◆ Work to complete
Copy, from the entries below, each line in which the string "water" appears.

◆ Material to process
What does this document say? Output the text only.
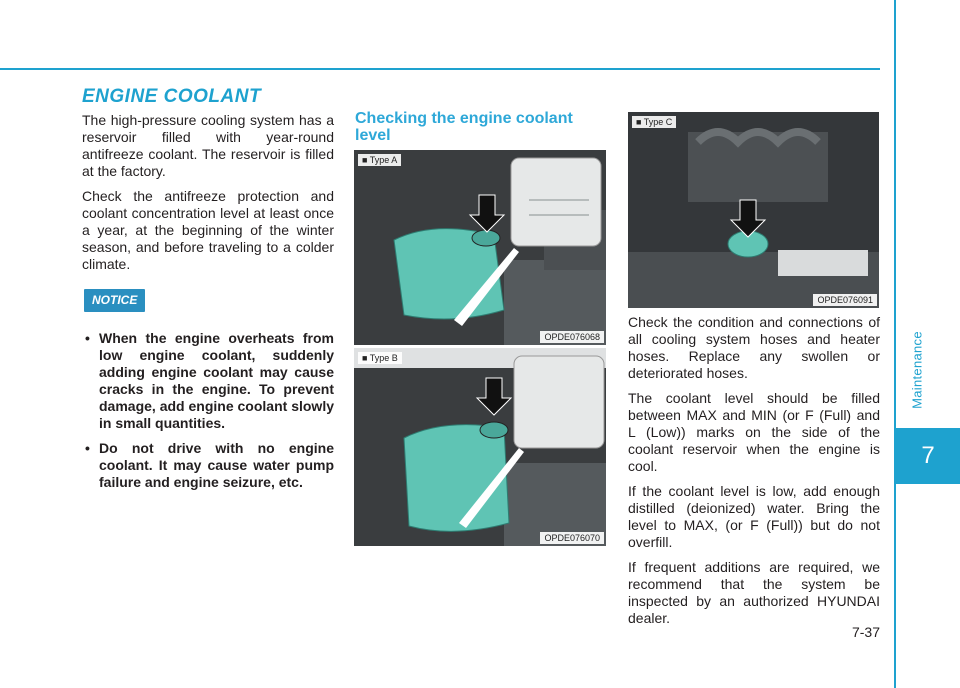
Maintenance
7
ENGINE COOLANT

The high-pressure cooling system has a reservoir filled with year-round antifreeze coolant. The reservoir is filled at the factory.

Check the antifreeze protection and coolant concentration level at least once a year, at the beginning of the winter season, and before traveling to a colder climate.

NOTICE
• When the engine overheats from low engine coolant, suddenly adding engine coolant may cause cracks in the engine. To prevent damage, add engine coolant slowly in small quantities.
• Do not drive with no engine coolant. It may cause water pump failure and engine seizure, etc.
Checking the engine coolant level
■ Type A
OPDE076068
■ Type B
OPDE076070
■ Type C
OPDE076091

Check the condition and connections of all cooling system hoses and heater hoses. Replace any swollen or deteriorated hoses.

The coolant level should be filled between MAX and MIN (or F (Full) and L (Low)) marks on the side of the coolant reservoir when the engine is cool.

If the coolant level is low, add enough distilled (deionized) water. Bring the level to MAX, (or F (Full)) but do not overfill.

If frequent additions are required, we recommend that the system be inspected by an authorized HYUNDAI dealer.

7-37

◆ The result
• Do not drive with no engine coolant. It may cause water pump failure and engine seizure, etc.
If the coolant level is low, add enough distilled (deionized) water. Bring the level to MAX, (or F (Full)) but do not overfill.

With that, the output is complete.